Stored data entries:
■ ■ ■ ■

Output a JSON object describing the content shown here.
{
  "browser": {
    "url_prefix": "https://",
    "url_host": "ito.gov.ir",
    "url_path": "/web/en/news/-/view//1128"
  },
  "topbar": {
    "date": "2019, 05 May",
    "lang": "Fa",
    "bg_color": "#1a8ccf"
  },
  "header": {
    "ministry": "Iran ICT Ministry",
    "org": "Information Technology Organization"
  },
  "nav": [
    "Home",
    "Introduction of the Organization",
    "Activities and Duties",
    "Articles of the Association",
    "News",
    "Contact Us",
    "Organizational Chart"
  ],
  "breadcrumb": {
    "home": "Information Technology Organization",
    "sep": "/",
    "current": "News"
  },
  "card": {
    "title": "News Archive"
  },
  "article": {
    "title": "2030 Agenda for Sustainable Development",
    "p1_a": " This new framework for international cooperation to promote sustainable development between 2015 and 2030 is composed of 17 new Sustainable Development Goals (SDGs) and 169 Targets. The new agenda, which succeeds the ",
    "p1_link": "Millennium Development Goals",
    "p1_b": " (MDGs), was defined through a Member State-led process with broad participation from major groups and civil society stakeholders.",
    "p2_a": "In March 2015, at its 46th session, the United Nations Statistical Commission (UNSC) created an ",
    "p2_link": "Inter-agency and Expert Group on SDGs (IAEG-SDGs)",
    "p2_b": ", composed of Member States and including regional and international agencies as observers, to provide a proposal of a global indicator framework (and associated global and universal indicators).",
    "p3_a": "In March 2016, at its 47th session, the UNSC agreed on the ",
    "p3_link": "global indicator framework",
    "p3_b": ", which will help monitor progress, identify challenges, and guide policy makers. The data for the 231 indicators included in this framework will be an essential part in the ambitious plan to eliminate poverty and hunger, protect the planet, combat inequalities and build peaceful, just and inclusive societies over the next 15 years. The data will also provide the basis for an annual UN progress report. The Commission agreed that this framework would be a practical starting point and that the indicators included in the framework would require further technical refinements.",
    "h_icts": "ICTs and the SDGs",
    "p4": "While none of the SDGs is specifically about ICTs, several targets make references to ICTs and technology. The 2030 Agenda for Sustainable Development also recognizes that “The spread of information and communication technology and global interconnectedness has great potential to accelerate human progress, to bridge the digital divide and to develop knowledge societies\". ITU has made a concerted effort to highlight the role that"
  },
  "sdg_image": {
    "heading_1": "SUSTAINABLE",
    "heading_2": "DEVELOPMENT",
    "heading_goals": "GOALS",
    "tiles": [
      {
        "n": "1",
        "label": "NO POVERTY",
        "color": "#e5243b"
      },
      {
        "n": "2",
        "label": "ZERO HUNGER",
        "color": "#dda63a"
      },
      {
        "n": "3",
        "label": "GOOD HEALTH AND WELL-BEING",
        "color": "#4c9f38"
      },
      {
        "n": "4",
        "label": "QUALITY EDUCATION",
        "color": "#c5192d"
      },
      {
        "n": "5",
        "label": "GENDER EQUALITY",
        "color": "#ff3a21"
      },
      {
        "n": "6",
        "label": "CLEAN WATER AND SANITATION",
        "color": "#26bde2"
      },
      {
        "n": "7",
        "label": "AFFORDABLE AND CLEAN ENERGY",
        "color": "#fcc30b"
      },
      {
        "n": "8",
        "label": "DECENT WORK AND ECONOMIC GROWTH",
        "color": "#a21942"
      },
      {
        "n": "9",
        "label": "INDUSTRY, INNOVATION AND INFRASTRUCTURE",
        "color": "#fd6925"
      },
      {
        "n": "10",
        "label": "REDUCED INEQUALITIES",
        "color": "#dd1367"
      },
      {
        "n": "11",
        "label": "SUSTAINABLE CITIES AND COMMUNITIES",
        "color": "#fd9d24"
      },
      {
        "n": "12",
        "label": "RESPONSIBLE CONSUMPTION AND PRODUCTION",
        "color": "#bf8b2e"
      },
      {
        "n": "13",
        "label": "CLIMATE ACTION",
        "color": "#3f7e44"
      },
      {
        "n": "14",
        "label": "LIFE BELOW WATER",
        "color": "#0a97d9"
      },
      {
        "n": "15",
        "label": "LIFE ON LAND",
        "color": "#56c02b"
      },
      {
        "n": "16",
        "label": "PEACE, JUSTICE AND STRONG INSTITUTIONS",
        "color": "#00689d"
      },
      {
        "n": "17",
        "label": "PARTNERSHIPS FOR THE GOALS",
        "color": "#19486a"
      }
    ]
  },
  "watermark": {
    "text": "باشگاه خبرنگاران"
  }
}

■ ■ ■ ■

TASK BRIEF: Check each line of the records for "also" and copy the ones that contain it.

RESULT OF THIS EXERCISE:
    "p3_b": ", which will help monitor progress, identify challenges, and guide policy makers. The data for the 231 indicators included in this framework will be an essential part in the ambitious plan to eliminate poverty and hunger, protect the planet, combat inequalities and build peaceful, just and inclusive societies over the next 15 years. The data will also provide the basis for an annual UN progress report. The Commission agreed that this framework would be a practical starting point and that the indicators included in the framework would require further technical refinements.",
    "p4": "While none of the SDGs is specifically about ICTs, several targets make references to ICTs and technology. The 2030 Agenda for Sustainable Development also recognizes that “The spread of information and communication technology and global interconnectedness has great potential to accelerate human progress, to bridge the digital divide and to develop knowledge societies\". ITU has made a concerted effort to highlight the role that"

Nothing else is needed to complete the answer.